Dans un contexte économique complexe, les acteurs de l’industrie doivent produire à une cadence effrénée, tout en respectant des délais records. Cette réalité exige une approche de fabrication novatrice et une maîtrise totale de la performance énergétique. Pour les industriels, cela se traduit par une gestion minutieuse de la chaîne d’approvisionnement, l’instauration d’une continuité numérique dans le processus de production et une capacité à mesurer chaque aspect de leurs activités. Dans cette quête, les entreprises industrielles ont pris des engagements concrets, suivant un calendrier précis, pour réduire leur empreinte carbone. « Chez Schneider Electric, nous comptons plus de 200 usines et centres de distribution, dont plus de vingt en France, déclare Yann Bourjault, directeur de la transformation digitale et de la cybersécurité chez Schneider Electric France. Nous nous sommes engagés de manière significative à décarboner notre chaîne d’approvisionnement en réduisant de 15 % la consommation énergétique de l’ensemble de nos installations et bâtiments commerciaux. De plus, nous avons pour objectif de convertir un tiers de notre flotte de véhicules d’entreprise en véhicules électriques, en atteignant une conversion complète d’ici 2030. » Une démarche à l’image d’un grand nombre d’acteurs du secteur décidés à contribuer activement à une transition vers des pratiques plus respectueuses de l’environnement.

------

_Consigne écrite A_
Selon le texte sur la décarbonation de l'industrie, de combien Schneider Electric s'est-il engagé à réduire la consommation énergétique de ses installations et bâtiments commerciaux ?
_Consigne écrite B_
Poursuivez le texte sur la décarbonation de l'industrie à partir de sa dernière phrase.
La liste qui suit n'est pas nécessaire pour répondre.

_Extraits de données_
------

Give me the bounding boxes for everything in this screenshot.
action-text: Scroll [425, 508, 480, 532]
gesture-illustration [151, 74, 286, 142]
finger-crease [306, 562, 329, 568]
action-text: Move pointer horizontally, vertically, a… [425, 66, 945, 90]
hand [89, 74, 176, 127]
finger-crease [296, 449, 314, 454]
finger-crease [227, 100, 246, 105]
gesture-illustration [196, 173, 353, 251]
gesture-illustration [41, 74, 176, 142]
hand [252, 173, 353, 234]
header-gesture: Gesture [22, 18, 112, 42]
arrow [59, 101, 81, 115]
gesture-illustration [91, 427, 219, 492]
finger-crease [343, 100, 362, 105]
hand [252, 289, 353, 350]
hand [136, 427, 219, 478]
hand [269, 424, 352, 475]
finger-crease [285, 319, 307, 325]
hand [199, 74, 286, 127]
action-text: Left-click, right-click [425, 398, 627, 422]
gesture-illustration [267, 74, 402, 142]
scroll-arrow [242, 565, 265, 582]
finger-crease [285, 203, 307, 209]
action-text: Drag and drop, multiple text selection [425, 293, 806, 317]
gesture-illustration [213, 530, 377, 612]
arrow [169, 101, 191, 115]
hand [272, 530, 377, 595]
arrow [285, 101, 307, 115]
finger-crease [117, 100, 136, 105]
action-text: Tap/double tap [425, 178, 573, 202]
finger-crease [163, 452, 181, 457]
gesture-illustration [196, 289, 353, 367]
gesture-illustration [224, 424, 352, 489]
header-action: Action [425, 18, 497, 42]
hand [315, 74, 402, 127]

------

_Réponse finale A_
De 15 %.

_Réponse finale B_
Une interconnexion quasi intégrale

Pour y parvenir, les entreprises ont besoin d’accéder à l’intégralité des informations industrielles disponibles. Que ce soit celles des usines, celles des bâtiments, ou d’ailleurs. Il est, par exemple, essentiel de connaître la consommation de chaque équipement pour réduire sa dépense énergétique. Le numérique, omniprésent, imprègne ainsi désormais chaque recoin de l’industrie pour connecter les équipements, même obsolètes, et leur permettre ainsi de « s’exprimer ». Cette interconnexion favorise une expansion rapide, de la machine à la ligne de production et de la ligne à l’usine. De même, sans outil logiciel, l’industrie ne peut pas déployer des solutions à grande échelle ni, surtout, prévenir ou anticiper les pannes. La maintenance prédictive est désormais totalement entrée dans les mœurs manufacturières et occupe une place stratégique. « Pour prendre des décisions éclairées, nous rassemblons nos données de consommation énergétique et nos données de production au sein d’une même plateforme, explique Yann Bourjault. Cette approche nous permet notamment d’anticiper les pannes et donc de renforcer ainsi notre processus industriel. »

« En 2020, l’industrie manufacturière est devenue la deuxième cible la plus privilégiée par les attaquants, alors qu’elle se classait en huitième position en 2019. »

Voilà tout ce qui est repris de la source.